REQUIREMENT.
Extract the full set of records, then give each one again exactly.

(Records from a data source)
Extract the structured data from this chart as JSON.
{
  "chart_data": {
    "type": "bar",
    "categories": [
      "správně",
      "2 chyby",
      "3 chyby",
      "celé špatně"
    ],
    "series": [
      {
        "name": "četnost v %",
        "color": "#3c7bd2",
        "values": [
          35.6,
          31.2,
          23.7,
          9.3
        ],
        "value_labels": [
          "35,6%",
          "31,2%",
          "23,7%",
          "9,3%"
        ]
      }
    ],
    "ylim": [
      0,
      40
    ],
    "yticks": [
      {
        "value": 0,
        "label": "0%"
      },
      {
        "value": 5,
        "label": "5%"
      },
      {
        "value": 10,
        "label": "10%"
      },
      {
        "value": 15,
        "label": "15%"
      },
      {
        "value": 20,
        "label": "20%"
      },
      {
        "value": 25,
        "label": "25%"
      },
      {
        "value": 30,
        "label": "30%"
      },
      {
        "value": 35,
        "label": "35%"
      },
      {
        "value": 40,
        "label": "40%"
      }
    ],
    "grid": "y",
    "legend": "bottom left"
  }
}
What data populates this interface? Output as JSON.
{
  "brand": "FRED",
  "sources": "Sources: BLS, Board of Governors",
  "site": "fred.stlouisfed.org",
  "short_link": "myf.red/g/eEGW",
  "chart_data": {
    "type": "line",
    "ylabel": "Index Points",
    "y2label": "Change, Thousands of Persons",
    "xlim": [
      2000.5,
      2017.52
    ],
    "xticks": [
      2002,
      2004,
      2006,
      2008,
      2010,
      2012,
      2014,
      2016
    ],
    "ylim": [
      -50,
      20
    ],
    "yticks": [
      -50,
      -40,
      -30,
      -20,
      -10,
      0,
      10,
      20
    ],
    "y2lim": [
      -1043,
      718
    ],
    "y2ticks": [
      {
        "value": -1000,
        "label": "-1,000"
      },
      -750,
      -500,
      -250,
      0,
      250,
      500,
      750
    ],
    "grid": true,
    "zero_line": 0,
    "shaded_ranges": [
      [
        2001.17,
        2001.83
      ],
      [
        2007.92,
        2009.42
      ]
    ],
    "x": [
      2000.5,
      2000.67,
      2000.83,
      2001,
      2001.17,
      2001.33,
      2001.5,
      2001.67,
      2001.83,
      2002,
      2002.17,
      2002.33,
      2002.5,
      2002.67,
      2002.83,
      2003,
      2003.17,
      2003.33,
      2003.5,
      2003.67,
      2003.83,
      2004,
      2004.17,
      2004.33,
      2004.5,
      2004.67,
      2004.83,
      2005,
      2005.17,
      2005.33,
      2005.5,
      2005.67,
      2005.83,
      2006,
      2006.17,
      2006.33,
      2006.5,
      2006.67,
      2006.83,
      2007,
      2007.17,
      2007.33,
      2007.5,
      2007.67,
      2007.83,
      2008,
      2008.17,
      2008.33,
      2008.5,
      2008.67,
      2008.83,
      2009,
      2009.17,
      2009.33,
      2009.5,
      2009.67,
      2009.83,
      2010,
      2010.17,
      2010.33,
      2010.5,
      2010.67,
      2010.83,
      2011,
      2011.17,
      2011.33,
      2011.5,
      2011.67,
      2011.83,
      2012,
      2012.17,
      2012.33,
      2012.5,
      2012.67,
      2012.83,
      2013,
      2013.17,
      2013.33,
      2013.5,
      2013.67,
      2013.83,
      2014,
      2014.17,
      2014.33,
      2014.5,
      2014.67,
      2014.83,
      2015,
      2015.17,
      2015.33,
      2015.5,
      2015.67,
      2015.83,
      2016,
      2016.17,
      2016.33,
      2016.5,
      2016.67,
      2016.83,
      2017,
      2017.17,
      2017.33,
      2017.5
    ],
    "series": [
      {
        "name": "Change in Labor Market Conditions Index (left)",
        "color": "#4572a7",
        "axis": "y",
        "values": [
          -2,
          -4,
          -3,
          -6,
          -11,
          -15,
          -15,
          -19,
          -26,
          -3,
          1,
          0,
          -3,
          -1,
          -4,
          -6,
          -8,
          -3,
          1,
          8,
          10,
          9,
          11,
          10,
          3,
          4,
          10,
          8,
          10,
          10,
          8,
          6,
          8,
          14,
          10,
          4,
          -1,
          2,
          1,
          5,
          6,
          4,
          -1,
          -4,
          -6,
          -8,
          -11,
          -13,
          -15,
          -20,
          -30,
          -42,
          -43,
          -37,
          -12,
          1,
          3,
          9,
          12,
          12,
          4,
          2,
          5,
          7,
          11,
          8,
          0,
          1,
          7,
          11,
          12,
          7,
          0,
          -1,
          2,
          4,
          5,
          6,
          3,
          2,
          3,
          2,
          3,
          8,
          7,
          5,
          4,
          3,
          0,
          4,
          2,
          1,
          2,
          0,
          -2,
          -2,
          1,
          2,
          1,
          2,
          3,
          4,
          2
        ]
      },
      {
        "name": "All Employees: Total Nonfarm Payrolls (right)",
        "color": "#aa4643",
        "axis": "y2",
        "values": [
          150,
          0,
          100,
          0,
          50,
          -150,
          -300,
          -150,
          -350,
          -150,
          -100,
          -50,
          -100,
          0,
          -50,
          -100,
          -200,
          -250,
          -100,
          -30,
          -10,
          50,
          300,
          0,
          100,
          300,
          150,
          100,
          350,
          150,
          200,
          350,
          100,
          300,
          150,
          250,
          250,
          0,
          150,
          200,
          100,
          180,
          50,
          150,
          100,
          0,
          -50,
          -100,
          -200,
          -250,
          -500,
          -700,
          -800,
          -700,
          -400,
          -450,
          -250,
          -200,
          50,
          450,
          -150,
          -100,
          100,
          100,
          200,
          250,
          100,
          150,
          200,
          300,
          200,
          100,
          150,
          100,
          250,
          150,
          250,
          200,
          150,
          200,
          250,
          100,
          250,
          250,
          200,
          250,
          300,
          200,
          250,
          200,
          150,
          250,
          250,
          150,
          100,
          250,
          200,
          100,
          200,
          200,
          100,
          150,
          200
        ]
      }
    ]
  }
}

FULL OUTPUT.
Extract the structured data from this chart as JSON.
{
  "chart_data": {
    "type": "bar",
    "categories": [
      "správně",
      "2 chyby",
      "3 chyby",
      "celé špatně"
    ],
    "series": [
      {
        "name": "četnost v %",
        "color": "#3c7bd2",
        "values": [
          35.6,
          31.2,
          23.7,
          9.3
        ],
        "value_labels": [
          "35,6%",
          "31,2%",
          "23,7%",
          "9,3%"
        ]
      }
    ],
    "ylim": [
      0,
      40
    ],
    "yticks": [
      {
        "value": 0,
        "label": "0%"
      },
      {
        "value": 5,
        "label": "5%"
      },
      {
        "value": 10,
        "label": "10%"
      },
      {
        "value": 15,
        "label": "15%"
      },
      {
        "value": 20,
        "label": "20%"
      },
      {
        "value": 25,
        "label": "25%"
      },
      {
        "value": 30,
        "label": "30%"
      },
      {
        "value": 35,
        "label": "35%"
      },
      {
        "value": 40,
        "label": "40%"
      }
    ],
    "grid": "y",
    "legend": "bottom left"
  }
}
What data populates this interface? Output as JSON.
{
  "brand": "FRED",
  "sources": "Sources: BLS, Board of Governors",
  "site": "fred.stlouisfed.org",
  "short_link": "myf.red/g/eEGW",
  "chart_data": {
    "type": "line",
    "ylabel": "Index Points",
    "y2label": "Change, Thousands of Persons",
    "xlim": [
      2000.5,
      2017.52
    ],
    "xticks": [
      2002,
      2004,
      2006,
      2008,
      2010,
      2012,
      2014,
      2016
    ],
    "ylim": [
      -50,
      20
    ],
    "yticks": [
      -50,
      -40,
      -30,
      -20,
      -10,
      0,
      10,
      20
    ],
    "y2lim": [
      -1043,
      718
    ],
    "y2ticks": [
      {
        "value": -1000,
        "label": "-1,000"
      },
      -750,
      -500,
      -250,
      0,
      250,
      500,
      750
    ],
    "grid": true,
    "zero_line": 0,
    "shaded_ranges": [
      [
        2001.17,
        2001.83
      ],
      [
        2007.92,
        2009.42
      ]
    ],
    "x": [
      2000.5,
      2000.67,
      2000.83,
      2001,
      2001.17,
      2001.33,
      2001.5,
      2001.67,
      2001.83,
      2002,
      2002.17,
      2002.33,
      2002.5,
      2002.67,
      2002.83,
      2003,
      2003.17,
      2003.33,
      2003.5,
      2003.67,
      2003.83,
      2004,
      2004.17,
      2004.33,
      2004.5,
      2004.67,
      2004.83,
      2005,
      2005.17,
      2005.33,
      2005.5,
      2005.67,
      2005.83,
      2006,
      2006.17,
      2006.33,
      2006.5,
      2006.67,
      2006.83,
      2007,
      2007.17,
      2007.33,
      2007.5,
      2007.67,
      2007.83,
      2008,
      2008.17,
      2008.33,
      2008.5,
      2008.67,
      2008.83,
      2009,
      2009.17,
      2009.33,
      2009.5,
      2009.67,
      2009.83,
      2010,
      2010.17,
      2010.33,
      2010.5,
      2010.67,
      2010.83,
      2011,
      2011.17,
      2011.33,
      2011.5,
      2011.67,
      2011.83,
      2012,
      2012.17,
      2012.33,
      2012.5,
      2012.67,
      2012.83,
      2013,
      2013.17,
      2013.33,
      2013.5,
      2013.67,
      2013.83,
      2014,
      2014.17,
      2014.33,
      2014.5,
      2014.67,
      2014.83,
      2015,
      2015.17,
      2015.33,
      2015.5,
      2015.67,
      2015.83,
      2016,
      2016.17,
      2016.33,
      2016.5,
      2016.67,
      2016.83,
      2017,
      2017.17,
      2017.33,
      2017.5
    ],
    "series": [
      {
        "name": "Change in Labor Market Conditions Index (left)",
        "color": "#4572a7",
        "axis": "y",
        "values": [
          -2,
          -4,
          -3,
          -6,
          -11,
          -15,
          -15,
          -19,
          -26,
          -3,
          1,
          0,
          -3,
          -1,
          -4,
          -6,
          -8,
          -3,
          1,
          8,
          10,
          9,
          11,
          10,
          3,
          4,
          10,
          8,
          10,
          10,
          8,
          6,
          8,
          14,
          10,
          4,
          -1,
          2,
          1,
          5,
          6,
          4,
          -1,
          -4,
          -6,
          -8,
          -11,
          -13,
          -15,
          -20,
          -30,
          -42,
          -43,
          -37,
          -12,
          1,
          3,
          9,
          12,
          12,
          4,
          2,
          5,
          7,
          11,
          8,
          0,
          1,
          7,
          11,
          12,
          7,
          0,
          -1,
          2,
          4,
          5,
          6,
          3,
          2,
          3,
          2,
          3,
          8,
          7,
          5,
          4,
          3,
          0,
          4,
          2,
          1,
          2,
          0,
          -2,
          -2,
          1,
          2,
          1,
          2,
          3,
          4,
          2
        ]
      },
      {
        "name": "All Employees: Total Nonfarm Payrolls (right)",
        "color": "#aa4643",
        "axis": "y2",
        "values": [
          150,
          0,
          100,
          0,
          50,
          -150,
          -300,
          -150,
          -350,
          -150,
          -100,
          -50,
          -100,
          0,
          -50,
          -100,
          -200,
          -250,
          -100,
          -30,
          -10,
          50,
          300,
          0,
          100,
          300,
          150,
          100,
          350,
          150,
          200,
          350,
          100,
          300,
          150,
          250,
          250,
          0,
          150,
          200,
          100,
          180,
          50,
          150,
          100,
          0,
          -50,
          -100,
          -200,
          -250,
          -500,
          -700,
          -800,
          -700,
          -400,
          -450,
          -250,
          -200,
          50,
          450,
          -150,
          -100,
          100,
          100,
          200,
          250,
          100,
          150,
          200,
          300,
          200,
          100,
          150,
          100,
          250,
          150,
          250,
          200,
          150,
          200,
          250,
          100,
          250,
          250,
          200,
          250,
          300,
          200,
          250,
          200,
          150,
          250,
          250,
          150,
          100,
          250,
          200,
          100,
          200,
          200,
          100,
          150,
          200
        ]
      }
    ]
  }
}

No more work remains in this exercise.